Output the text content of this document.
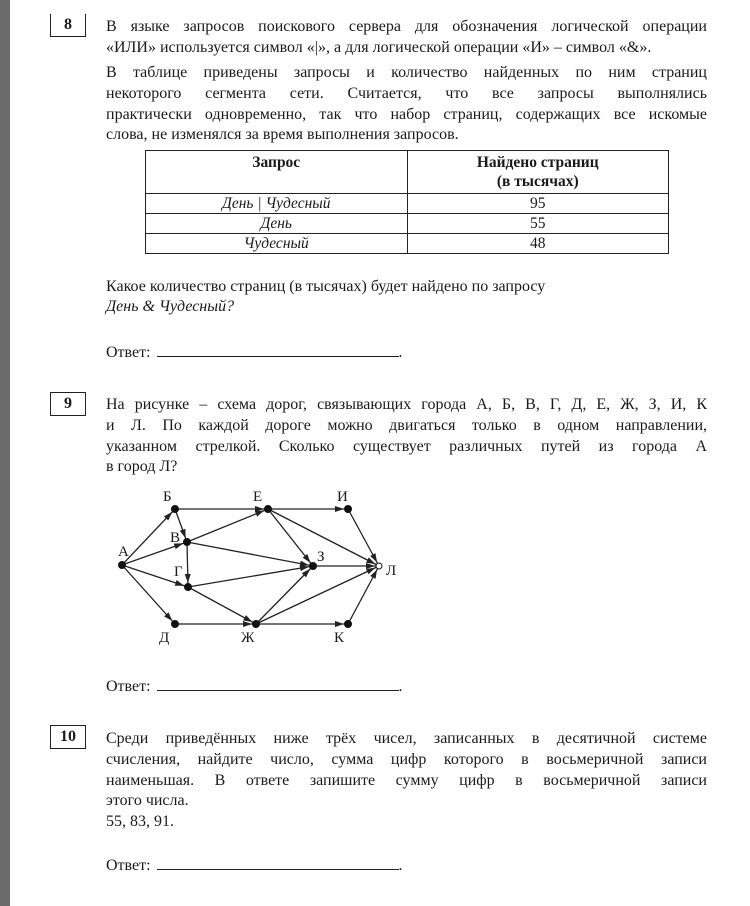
8	В языке запросов поискового сервера для обозначения логической операции
«ИЛИ» используется символ «|», а для логической операции «И» – символ «&».
В таблице приведены запросы и количество найденных по ним страниц
некоторого сегмента сети. Считается, что все запросы выполнялись
практически одновременно, так что набор страниц, содержащих все искомые
слова, не изменялся за время выполнения запросов.
Запрос	Найдено страниц
(в тысячах)
День | Чудесный	95
День	55
Чудесный	48
Какое количество страниц (в тысячах) будет найдено по запросу
День & Чудесный?
Ответ:	.
9	На рисунке – схема дорог, связывающих города А, Б, В, Г, Д, Е, Ж, З, И, К
и Л. По каждой дороге можно двигаться только в одном направлении,
указанном стрелкой. Сколько существует различных путей из города А
в город Л?
А
Б
В
Г
Д
Е	И
З
Л
Ж	К
Ответ:	.
10	Среди приведённых ниже трёх чисел, записанных в десятичной системе
счисления, найдите число, сумма цифр которого в восьмеричной записи
наименьшая. В ответе запишите сумму цифр в восьмеричной записи
этого числа.
55, 83, 91.
Ответ:	.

→ PROMPT: Locate all lines in the listing above with the word "запросы". Copy them.

→ EXERCISE SOLUTION:
В таблице приведены запросы и количество найденных по ним страниц
некоторого сегмента сети. Считается, что все запросы выполнялись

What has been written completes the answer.